▸ **Exercise task A**
Retype the rows of the collected data, starting at the first row and ending at the line that contains "y-tick-label: 10 (42, 404, 56, 417)". Include both of those lines.

▸ **Document segment**
>> Start

Scuba Diving Vs Snorkeling: Understanding The Differences

Scuba diving and snorkeling are two activities that have a number of factors in common. The most important factor is that both activities involve exploring the underwater world. Both of these activities have other similarities and differences. Additional similarities include the knowledge of how to use masks, snorkels, and fins. Although they share these similarities scuba diving and snorkeling have some key differences to them.

Snorkeling Basics

Individuals that are interested in snorkeling are not required to have any special type of training. The main requirements for snorkeling include an ability to swim, and knowing how to properly use basic equipment that includes a mask, snorkel, and fins. Additionally, in order to go snorkeling since there is no oxygen tank involved, snorkelers also need to know how to hold their breath underwater. Knowing how to breathe underwater is only necessary in snorkeling if you submerge your head to a depth where your L or J shaped tube with mouthpiece is also completely submerged.

Typically, it is not recommended that the snorkel tube is submerged underwater as it can become flooded underwater. When this does happen, returning to the surface of the water or taking a deep breath and exhaling sharply will push the water out of the snorkel tube.

>> End

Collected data
>> Start

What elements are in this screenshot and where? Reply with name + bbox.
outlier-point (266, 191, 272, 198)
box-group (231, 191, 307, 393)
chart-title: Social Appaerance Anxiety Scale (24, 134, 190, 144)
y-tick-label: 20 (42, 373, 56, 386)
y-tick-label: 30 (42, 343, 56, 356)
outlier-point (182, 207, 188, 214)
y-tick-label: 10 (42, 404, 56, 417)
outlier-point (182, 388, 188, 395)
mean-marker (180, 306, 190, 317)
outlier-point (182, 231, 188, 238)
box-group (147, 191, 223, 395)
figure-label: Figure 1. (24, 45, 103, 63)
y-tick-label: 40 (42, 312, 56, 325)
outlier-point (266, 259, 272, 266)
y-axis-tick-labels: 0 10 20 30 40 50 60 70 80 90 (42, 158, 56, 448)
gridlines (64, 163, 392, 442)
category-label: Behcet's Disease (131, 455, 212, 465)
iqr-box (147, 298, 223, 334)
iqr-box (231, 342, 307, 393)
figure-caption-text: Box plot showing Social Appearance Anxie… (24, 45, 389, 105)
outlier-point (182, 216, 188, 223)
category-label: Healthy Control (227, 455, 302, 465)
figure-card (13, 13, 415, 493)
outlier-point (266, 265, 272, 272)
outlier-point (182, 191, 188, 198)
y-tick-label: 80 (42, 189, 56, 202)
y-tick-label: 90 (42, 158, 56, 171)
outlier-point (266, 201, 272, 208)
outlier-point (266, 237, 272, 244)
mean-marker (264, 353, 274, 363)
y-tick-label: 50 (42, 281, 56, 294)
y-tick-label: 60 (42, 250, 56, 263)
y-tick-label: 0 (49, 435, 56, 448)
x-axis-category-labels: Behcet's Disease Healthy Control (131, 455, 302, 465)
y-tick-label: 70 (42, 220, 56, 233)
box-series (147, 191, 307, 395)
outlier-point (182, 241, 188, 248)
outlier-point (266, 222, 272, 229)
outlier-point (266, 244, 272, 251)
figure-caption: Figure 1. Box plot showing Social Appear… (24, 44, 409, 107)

>> End

▸ **Exercise task B**
In the passage on scuba diving and snorkeling, why do snorkelers need to know how to hold their breath underwater?

▸ **Full solution A**
What elements are in this screenshot and where? Reply with name + bbox.
outlier-point (266, 191, 272, 198)
box-group (231, 191, 307, 393)
chart-title: Social Appaerance Anxiety Scale (24, 134, 190, 144)
y-tick-label: 20 (42, 373, 56, 386)
y-tick-label: 30 (42, 343, 56, 356)
outlier-point (182, 207, 188, 214)
y-tick-label: 10 (42, 404, 56, 417)

▸ **Full solution B**
Snorkelers need this skill because snorkeling involves no oxygen tank. It matters only when the head goes deep enough that the L- or J-shaped tube with its mouthpiece is completely submerged.